----- RECORDS TO PROCESS
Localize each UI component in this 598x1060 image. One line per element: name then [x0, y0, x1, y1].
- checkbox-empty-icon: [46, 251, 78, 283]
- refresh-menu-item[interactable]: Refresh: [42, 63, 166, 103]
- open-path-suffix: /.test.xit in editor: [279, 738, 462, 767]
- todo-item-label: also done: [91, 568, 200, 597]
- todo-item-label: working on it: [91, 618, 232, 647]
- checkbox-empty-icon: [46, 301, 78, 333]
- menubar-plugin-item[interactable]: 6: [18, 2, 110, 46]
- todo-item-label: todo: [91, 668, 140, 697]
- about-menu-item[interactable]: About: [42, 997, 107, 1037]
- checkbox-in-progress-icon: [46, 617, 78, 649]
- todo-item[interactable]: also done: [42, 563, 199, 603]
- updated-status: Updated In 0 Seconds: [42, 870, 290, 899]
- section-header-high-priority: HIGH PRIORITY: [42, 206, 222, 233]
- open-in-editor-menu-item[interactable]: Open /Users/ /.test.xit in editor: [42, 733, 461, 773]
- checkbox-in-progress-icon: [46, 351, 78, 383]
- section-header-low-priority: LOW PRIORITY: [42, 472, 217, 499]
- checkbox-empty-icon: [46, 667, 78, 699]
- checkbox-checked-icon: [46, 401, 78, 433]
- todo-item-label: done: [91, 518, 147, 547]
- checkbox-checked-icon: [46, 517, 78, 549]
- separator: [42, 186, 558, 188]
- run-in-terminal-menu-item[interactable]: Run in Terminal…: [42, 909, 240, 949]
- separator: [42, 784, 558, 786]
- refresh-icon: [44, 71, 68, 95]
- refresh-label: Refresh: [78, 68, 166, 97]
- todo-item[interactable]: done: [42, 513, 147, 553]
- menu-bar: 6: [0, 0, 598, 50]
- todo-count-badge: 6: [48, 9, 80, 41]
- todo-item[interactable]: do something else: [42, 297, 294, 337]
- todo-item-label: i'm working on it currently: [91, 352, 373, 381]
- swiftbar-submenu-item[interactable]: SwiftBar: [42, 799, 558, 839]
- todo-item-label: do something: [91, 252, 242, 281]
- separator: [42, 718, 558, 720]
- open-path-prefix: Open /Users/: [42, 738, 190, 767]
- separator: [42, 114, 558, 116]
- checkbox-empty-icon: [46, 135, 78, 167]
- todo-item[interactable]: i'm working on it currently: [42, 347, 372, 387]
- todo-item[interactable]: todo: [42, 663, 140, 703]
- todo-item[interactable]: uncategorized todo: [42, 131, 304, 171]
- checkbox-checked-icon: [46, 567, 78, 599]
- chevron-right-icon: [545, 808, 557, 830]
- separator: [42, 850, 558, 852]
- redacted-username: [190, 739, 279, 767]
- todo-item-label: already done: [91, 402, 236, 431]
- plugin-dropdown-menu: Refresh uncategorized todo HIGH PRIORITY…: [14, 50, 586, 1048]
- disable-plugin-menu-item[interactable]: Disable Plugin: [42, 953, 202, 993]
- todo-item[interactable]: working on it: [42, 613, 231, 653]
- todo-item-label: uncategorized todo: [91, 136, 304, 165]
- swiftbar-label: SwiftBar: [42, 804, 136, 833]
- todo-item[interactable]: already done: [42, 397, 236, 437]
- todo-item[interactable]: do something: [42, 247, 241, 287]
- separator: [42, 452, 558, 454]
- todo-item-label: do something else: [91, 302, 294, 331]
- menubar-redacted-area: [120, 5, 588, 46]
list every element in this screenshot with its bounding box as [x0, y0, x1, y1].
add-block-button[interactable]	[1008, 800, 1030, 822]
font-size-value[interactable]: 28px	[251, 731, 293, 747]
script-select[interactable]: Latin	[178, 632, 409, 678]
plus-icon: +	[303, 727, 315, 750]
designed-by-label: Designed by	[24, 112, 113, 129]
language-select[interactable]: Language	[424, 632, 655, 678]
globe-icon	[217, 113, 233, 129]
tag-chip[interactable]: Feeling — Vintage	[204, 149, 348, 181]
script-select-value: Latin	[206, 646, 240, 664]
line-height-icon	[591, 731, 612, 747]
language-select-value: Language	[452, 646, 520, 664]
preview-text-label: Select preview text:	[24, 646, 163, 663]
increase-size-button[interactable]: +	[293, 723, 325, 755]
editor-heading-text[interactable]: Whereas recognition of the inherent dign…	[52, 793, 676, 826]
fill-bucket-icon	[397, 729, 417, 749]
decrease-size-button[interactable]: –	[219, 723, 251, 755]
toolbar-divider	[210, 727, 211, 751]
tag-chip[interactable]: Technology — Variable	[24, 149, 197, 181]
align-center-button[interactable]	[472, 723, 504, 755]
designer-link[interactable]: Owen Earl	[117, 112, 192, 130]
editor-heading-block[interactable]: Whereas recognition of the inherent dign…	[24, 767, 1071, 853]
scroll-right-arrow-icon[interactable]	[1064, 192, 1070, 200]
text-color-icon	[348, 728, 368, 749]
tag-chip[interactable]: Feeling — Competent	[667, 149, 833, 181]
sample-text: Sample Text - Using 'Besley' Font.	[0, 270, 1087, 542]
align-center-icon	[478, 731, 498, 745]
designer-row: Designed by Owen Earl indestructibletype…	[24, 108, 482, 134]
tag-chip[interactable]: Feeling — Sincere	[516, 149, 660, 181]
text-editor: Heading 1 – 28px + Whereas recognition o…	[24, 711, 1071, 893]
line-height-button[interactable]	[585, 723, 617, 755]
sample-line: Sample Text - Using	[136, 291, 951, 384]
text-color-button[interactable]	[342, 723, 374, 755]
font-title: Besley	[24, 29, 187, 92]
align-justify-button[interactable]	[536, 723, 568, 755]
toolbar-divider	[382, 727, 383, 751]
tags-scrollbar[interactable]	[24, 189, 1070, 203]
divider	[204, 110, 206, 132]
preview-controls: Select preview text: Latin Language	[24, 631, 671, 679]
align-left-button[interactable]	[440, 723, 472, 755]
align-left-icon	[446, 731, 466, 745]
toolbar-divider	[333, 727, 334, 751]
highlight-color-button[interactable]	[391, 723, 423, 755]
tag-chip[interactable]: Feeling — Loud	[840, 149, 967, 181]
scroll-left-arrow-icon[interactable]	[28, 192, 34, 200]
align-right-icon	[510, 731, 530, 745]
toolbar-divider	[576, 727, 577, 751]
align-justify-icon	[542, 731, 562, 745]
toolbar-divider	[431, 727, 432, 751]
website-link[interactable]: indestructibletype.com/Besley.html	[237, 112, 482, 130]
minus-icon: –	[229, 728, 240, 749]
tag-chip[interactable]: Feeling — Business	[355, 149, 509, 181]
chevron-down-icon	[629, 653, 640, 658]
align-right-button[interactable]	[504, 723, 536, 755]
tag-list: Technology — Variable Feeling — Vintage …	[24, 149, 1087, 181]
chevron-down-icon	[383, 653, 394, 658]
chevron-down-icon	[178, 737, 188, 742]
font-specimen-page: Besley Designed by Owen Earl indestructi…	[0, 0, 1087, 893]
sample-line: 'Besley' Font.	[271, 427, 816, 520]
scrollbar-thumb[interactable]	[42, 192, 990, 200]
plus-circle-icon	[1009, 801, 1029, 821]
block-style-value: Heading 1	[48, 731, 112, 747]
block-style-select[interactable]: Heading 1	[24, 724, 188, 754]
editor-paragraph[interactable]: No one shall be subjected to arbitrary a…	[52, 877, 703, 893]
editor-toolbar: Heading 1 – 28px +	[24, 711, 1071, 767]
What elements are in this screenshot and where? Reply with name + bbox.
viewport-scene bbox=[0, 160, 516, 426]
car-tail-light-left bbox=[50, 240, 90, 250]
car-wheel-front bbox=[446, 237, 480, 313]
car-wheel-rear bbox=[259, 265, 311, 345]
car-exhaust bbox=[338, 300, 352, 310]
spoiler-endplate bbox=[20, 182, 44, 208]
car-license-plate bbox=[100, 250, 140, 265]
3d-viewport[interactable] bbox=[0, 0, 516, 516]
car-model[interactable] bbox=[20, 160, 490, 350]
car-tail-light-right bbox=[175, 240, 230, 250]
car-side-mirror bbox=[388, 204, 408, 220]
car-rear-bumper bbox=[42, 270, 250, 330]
----------
Can you rewrite the records from the first line through the line containing "- menubar-plugin-item[interactable]: 6: [18, 2, 110, 46]", with "checkbox-empty-icon" replaced by "checkbox-unchecked-icon" and nothing else changed? Give only those lines.

* **WRITTEN SOLUTION**
Localize each UI component in this 598x1060 image. One line per element: name then [x0, y0, x1, y1].
- checkbox-unchecked-icon: [46, 251, 78, 283]
- refresh-menu-item[interactable]: Refresh: [42, 63, 166, 103]
- open-path-suffix: /.test.xit in editor: [279, 738, 462, 767]
- todo-item-label: also done: [91, 568, 200, 597]
- todo-item-label: working on it: [91, 618, 232, 647]
- checkbox-unchecked-icon: [46, 301, 78, 333]
- menubar-plugin-item[interactable]: 6: [18, 2, 110, 46]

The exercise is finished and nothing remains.